◆ Items from a data source:
^^^^
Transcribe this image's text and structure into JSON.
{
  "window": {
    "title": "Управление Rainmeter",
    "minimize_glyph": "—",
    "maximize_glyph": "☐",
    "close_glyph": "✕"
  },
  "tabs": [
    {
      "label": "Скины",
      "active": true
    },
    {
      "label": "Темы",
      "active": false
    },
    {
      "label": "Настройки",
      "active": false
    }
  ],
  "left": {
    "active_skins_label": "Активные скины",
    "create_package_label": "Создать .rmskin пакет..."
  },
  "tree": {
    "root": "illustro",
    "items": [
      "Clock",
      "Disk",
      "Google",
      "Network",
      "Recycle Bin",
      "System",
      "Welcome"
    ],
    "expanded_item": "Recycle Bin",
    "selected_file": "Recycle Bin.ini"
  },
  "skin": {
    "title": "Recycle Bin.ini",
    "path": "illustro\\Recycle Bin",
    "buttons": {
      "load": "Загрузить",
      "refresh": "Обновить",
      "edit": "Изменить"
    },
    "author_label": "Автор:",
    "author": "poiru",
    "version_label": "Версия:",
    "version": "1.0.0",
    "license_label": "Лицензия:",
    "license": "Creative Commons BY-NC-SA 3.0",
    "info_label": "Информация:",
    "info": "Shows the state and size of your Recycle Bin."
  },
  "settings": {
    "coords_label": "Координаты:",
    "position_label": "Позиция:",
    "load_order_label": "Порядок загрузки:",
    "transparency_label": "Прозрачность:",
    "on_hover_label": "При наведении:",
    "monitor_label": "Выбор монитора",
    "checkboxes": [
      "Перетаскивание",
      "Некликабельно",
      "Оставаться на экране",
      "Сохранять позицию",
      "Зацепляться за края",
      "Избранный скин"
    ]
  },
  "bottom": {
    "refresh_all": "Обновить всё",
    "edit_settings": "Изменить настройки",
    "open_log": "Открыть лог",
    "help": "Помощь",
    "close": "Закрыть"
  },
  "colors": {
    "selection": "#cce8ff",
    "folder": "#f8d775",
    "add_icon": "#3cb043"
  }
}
^^^^
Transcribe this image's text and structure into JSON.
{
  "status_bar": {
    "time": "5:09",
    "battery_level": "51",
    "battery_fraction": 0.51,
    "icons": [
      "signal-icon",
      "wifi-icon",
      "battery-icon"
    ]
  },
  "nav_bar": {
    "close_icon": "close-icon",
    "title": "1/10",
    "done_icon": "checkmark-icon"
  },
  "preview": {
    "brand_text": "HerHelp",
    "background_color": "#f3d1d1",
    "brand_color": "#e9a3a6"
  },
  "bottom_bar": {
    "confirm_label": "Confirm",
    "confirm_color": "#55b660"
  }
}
^^^^
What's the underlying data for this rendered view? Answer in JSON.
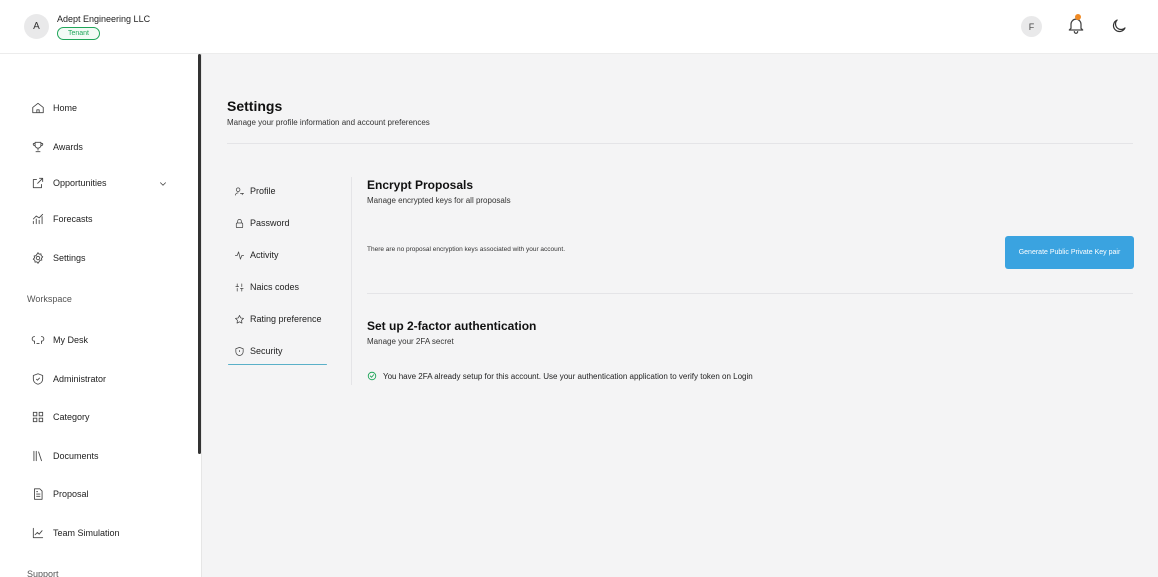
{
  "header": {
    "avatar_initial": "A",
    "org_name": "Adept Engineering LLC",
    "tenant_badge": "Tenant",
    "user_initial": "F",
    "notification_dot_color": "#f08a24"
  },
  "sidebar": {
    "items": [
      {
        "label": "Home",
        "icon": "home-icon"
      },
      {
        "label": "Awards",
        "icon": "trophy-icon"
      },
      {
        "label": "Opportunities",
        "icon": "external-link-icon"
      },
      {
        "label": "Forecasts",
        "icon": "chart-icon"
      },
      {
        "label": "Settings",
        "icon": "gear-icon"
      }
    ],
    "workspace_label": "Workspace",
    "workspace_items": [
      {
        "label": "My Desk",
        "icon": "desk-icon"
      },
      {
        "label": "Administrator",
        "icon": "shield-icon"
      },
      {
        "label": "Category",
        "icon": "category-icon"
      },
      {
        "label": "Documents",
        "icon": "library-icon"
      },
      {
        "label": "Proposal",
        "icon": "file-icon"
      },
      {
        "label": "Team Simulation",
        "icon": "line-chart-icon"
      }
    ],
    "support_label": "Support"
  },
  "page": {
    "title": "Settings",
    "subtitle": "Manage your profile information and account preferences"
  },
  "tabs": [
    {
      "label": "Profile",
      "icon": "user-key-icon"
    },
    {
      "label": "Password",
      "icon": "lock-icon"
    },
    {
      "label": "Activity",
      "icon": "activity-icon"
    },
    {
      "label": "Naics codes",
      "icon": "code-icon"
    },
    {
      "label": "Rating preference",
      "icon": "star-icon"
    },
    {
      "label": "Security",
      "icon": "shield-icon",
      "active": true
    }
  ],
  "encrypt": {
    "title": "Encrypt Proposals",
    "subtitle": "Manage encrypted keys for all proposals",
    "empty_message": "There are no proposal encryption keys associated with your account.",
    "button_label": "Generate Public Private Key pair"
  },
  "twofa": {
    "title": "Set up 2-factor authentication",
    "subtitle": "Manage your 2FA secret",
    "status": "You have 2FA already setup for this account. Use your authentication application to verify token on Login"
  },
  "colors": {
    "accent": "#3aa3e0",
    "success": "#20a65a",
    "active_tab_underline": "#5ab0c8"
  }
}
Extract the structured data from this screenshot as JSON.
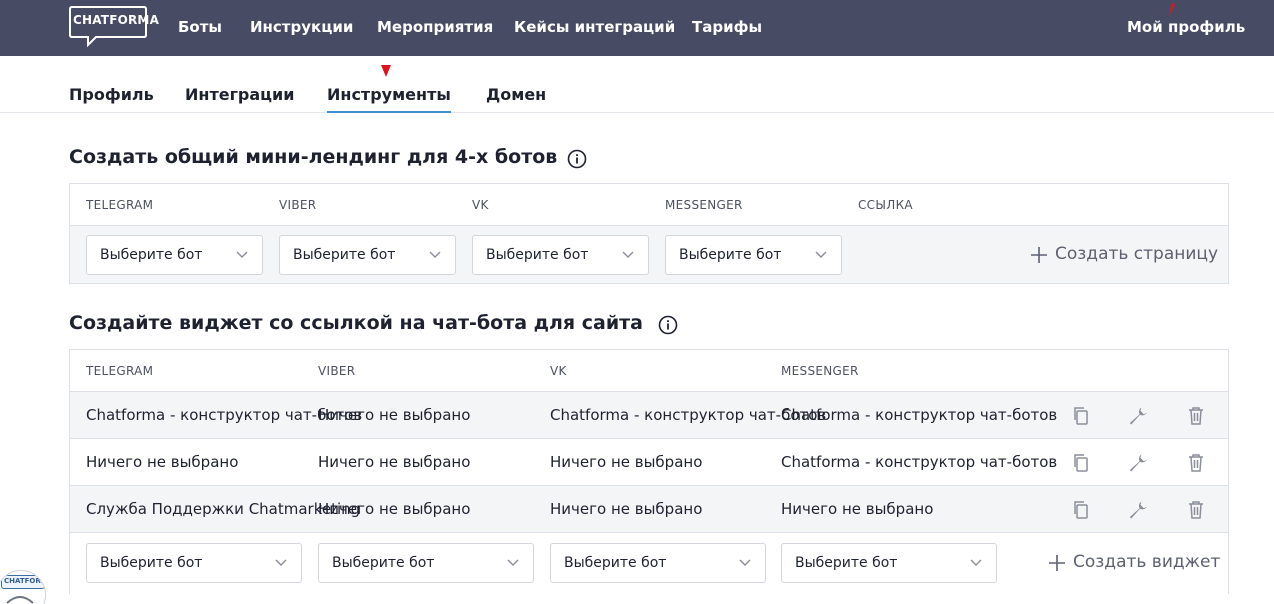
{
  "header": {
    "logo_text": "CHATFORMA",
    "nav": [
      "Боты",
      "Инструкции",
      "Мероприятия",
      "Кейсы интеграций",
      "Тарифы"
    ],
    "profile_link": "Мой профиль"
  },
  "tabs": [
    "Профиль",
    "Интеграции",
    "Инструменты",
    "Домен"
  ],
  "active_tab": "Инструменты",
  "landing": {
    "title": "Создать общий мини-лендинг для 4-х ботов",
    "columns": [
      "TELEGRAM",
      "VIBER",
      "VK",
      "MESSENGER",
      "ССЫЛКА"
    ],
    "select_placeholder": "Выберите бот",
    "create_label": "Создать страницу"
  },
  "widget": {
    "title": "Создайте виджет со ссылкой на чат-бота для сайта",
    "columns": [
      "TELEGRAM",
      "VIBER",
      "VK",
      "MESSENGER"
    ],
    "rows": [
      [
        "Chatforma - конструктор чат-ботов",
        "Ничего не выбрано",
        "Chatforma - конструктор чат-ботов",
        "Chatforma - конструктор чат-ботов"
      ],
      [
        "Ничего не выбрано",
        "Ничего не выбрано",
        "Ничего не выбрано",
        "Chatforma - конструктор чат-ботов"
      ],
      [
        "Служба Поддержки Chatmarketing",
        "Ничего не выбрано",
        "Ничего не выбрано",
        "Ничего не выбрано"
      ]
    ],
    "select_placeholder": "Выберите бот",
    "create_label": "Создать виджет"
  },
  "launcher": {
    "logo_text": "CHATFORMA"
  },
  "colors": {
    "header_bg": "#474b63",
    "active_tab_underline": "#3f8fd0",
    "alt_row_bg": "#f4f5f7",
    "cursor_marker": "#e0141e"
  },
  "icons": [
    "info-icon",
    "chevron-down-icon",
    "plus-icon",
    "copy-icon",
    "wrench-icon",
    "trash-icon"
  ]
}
^^^^
◆ Given request: What is the number of lines in the listing above that contain the string "JSON"? Give only the number.

◆ Problem solution: 4